— Start Entries —

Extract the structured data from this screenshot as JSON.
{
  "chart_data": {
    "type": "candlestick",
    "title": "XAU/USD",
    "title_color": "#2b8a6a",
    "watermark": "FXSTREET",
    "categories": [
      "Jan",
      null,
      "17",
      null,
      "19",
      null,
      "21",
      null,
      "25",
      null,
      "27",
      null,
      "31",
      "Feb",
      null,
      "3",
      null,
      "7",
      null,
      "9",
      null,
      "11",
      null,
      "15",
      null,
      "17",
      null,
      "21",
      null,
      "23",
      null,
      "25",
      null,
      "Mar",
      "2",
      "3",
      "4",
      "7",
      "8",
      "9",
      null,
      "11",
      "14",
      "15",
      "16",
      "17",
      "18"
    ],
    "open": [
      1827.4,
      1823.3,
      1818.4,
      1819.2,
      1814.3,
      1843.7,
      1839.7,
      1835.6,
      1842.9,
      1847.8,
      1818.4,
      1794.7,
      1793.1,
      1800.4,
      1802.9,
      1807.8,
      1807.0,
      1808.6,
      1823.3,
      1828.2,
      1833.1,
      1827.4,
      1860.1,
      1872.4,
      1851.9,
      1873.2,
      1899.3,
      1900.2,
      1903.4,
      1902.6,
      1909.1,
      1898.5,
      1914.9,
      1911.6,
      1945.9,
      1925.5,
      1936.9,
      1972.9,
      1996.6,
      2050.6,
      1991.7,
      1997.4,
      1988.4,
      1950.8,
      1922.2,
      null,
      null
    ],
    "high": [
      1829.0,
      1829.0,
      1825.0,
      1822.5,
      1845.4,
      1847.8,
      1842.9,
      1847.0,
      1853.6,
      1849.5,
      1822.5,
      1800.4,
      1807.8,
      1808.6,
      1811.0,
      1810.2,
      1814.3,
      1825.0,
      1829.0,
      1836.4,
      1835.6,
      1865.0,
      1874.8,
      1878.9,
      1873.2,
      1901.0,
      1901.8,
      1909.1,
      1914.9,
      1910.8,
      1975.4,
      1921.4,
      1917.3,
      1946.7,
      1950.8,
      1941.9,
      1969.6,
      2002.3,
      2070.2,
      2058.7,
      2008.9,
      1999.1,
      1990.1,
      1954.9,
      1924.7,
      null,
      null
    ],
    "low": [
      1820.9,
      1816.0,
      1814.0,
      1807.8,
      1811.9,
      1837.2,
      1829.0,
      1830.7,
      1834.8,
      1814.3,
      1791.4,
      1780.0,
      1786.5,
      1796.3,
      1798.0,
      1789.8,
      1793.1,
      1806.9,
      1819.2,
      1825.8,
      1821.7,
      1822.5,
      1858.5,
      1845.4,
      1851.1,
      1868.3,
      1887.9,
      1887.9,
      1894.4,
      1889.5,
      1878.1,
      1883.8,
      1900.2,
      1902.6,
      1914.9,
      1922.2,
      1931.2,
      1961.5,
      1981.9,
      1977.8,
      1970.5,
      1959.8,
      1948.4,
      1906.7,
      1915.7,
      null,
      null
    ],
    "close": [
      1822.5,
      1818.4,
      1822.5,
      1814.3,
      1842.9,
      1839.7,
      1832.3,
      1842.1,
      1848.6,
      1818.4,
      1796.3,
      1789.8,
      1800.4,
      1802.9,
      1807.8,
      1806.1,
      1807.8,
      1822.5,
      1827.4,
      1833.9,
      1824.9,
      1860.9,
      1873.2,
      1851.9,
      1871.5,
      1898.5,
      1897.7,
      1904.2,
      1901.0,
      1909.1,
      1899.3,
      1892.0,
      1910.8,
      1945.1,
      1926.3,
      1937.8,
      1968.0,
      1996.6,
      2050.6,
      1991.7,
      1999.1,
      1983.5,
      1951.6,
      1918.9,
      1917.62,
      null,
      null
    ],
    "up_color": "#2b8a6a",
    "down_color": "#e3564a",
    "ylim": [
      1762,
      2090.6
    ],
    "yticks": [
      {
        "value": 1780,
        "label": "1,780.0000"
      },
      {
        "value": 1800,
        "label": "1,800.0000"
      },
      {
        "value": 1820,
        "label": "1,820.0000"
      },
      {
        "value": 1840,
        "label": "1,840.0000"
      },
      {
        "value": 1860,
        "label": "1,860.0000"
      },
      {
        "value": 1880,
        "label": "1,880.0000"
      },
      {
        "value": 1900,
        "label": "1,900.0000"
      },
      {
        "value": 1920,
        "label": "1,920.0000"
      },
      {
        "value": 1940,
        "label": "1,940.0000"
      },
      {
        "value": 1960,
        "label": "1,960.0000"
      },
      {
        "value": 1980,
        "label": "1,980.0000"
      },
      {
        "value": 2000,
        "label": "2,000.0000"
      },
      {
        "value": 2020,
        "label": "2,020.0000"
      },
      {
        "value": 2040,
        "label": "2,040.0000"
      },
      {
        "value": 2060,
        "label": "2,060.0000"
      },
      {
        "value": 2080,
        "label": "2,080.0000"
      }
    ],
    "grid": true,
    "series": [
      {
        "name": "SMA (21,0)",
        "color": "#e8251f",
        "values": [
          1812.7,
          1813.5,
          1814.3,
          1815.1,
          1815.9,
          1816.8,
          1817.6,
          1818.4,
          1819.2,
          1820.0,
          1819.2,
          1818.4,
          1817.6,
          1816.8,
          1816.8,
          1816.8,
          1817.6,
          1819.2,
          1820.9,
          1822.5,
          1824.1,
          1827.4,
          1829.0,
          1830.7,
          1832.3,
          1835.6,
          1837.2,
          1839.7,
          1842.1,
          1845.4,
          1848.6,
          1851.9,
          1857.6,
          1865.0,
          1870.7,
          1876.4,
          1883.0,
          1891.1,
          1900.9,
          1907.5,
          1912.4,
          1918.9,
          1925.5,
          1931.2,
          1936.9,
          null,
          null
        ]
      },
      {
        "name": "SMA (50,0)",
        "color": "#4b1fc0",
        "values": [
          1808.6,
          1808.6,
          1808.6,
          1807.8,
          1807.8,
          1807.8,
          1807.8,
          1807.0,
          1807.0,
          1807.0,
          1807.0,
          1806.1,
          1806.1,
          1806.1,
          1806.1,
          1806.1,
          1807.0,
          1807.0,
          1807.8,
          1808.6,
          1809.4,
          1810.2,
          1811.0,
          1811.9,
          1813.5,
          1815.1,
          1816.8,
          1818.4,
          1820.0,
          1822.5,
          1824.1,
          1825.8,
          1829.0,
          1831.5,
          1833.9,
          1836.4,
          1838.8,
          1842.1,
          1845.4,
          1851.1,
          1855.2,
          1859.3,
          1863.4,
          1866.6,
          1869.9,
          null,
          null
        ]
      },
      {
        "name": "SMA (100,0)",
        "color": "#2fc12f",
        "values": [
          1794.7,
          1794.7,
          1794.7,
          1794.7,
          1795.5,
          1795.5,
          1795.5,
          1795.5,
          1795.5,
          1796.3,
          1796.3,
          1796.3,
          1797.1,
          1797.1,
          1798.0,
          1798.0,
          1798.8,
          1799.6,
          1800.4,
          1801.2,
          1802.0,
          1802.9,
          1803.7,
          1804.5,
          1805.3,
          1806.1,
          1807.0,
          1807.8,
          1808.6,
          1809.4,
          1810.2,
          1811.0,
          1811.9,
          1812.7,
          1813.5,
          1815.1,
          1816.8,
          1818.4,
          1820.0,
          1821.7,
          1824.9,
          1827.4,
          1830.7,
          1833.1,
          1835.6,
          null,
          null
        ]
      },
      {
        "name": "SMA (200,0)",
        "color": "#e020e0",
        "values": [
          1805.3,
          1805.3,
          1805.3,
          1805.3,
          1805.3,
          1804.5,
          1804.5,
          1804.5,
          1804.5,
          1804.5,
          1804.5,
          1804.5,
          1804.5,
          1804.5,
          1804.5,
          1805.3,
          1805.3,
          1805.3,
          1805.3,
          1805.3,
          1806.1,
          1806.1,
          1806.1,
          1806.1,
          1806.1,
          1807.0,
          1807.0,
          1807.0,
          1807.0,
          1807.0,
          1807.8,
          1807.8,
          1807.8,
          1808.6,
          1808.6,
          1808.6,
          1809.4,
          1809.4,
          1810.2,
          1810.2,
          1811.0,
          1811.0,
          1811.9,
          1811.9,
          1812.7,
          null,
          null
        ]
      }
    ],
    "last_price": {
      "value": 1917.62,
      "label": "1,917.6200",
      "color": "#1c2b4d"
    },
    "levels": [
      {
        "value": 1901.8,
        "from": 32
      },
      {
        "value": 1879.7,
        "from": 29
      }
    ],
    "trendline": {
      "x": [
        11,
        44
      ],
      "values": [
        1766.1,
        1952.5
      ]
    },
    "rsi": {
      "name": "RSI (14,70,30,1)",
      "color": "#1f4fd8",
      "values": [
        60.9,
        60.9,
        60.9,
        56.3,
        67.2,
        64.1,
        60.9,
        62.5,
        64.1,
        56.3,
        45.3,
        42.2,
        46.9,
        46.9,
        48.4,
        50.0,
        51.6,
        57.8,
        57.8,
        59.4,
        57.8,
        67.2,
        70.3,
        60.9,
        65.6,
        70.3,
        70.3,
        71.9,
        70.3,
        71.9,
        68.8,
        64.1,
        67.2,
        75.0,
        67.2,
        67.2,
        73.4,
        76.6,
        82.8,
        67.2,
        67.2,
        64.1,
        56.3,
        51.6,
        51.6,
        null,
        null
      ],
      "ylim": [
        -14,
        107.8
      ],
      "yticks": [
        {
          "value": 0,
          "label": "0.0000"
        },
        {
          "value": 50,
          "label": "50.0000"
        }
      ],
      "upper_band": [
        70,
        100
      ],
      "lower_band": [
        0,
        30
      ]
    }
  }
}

— End Entries —

Pick out every line holding the string "from" and return it.

Extract the structured data from this screenshot as JSON.
        "from": 32
        "from": 29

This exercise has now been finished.